Pour chacune des affirmations suivantes, dites si elle concorde avec l'extrait sur Nabokov ci-dessous, en répondant par oui ou par non et en citant les mots décisifs de l'extrait.
(a) Nabokov a enseigné la littérature à l'université Cornell à partir de 1948.
(b) Nabokov encourage ses élèves à s'identifier au héros d'un livre.
(c) D'après la citation de Nabokov, chez un grand écrivain, c'est le pédagogue qui prédomine.

◆ **Extrait du texte**
_ _ _ _ _ _ _

De 1948 à la fin des années 50, au moment où le succès de Lolita lui assure une notoriété mondiale, Vladimir Nabokov enseigne la littérature à l’université Cornell. Il tente d’inculquer à ses élèves l’art de lire et, par réflexivité, celui d’écrire (au sens de “comment ça s’écrit”) via les grandes oeuvres d’écrivains européens (Charles Dickens, Jane Austen, Flaubert, Cervantès, Tolstoï, etc.) qu’il inscrit à son programme.
Il faut d’abord les déniaiser, les décrasser de leurs idées reçues : Nabokov bannit toute identification avec le héros ou l’héroïne d’un livre, toute lecture affective (le lecteur doit lire avec sa moelle épinière) ou pire, toute réduction sociologique ou politique de la littérature.
“Rien n’est plus fâcheux, ou plus désobligeant pour l’auteur, que de se mettre à lire, par exemple, Madame Bovary, avec l’idée préconçue que c’est une dénonciation de la bourgeoisie. Nous ne devrions jamais perdre de vue que toute oeuvre d’art est, toujours, création d’un monde nouveau, en sorte que la première chose à faire est d’étudier ce monde d’aussi près que possible, en l’abordant comme quelque chose de flambant neuf, n’ayant aucun lien évident avec les mondes que nous connaissons déjà.”
C’est que, pour celui qu’on surnomma le plus grand illusionniste de la littérature, le grand écrivain est d’abord un magicien, et il va falloir faire attention aussi bien à son style, qui n’est que l’incarnation de lui-même, qu’aux détails, décors, vêtements, couleurs des scènes qu’il crée et que le lecteur visualise – merveilleuse illusion qu’est la littérature, recréation d’un monde magique en soi :
“On peut considérer l’écrivain selon trois points de vue différents : on peut le considérer comme un conteur, comme un pédagogue, et comme un enchanteur. Un grand écrivain combine les trois – conteur, pédagogue, enchanteur – mais chez lui, c’est l’enchanteur qui prédomine et fait de lui un grand écrivain.”

_ _ _ _ _ _ _

[Entrées d'éléments de mise en page]
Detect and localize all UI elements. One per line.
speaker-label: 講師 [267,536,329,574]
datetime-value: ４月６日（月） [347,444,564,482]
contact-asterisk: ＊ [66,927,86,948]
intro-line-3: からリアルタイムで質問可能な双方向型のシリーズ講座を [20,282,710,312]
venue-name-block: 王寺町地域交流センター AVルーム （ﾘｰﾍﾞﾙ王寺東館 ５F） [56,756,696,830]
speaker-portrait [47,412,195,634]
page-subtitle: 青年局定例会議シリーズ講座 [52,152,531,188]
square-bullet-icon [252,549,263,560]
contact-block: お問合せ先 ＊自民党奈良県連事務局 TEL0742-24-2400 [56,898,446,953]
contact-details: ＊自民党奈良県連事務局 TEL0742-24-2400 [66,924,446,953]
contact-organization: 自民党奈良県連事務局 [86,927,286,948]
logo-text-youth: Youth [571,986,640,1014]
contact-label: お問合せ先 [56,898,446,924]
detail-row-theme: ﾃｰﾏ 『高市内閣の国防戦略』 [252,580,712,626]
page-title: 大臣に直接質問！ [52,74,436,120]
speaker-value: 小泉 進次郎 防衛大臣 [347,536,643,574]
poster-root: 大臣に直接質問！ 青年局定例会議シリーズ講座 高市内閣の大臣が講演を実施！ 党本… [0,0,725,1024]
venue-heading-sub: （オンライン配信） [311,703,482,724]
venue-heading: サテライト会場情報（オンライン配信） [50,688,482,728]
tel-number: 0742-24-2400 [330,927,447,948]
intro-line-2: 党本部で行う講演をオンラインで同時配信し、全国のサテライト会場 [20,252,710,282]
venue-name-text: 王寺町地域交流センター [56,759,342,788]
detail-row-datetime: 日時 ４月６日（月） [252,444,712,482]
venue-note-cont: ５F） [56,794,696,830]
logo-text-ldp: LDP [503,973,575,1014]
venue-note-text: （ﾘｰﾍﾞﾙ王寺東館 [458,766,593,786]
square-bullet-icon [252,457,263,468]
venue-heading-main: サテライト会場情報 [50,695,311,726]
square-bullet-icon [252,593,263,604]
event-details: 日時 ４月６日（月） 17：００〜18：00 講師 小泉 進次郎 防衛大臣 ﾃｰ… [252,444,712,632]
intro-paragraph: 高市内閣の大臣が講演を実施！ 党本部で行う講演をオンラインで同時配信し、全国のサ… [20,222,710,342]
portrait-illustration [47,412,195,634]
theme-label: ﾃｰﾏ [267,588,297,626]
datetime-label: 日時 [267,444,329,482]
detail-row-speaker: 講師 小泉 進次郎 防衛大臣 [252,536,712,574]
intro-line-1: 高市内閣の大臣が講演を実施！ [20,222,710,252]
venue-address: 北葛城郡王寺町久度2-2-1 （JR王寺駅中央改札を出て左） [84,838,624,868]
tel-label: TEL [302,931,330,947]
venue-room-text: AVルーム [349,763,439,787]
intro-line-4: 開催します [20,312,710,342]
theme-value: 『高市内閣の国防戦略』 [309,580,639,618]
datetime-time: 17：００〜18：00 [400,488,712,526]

_ _ _ _ _ _ _

◆ **Corrigé**
(a) Oui : « De 1948 à la fin des années 50, au moment où le succès de Lolita lui assure une notoriété mondiale, Vladimir Nabokov enseigne la littérature à l’université Cornell. »
(b) Non : « Nabokov bannit toute identification avec le héros ou l’héroïne d’un livre ».
(c) Non : « mais chez lui, c’est l’enchanteur qui prédomine et fait de lui un grand écrivain. »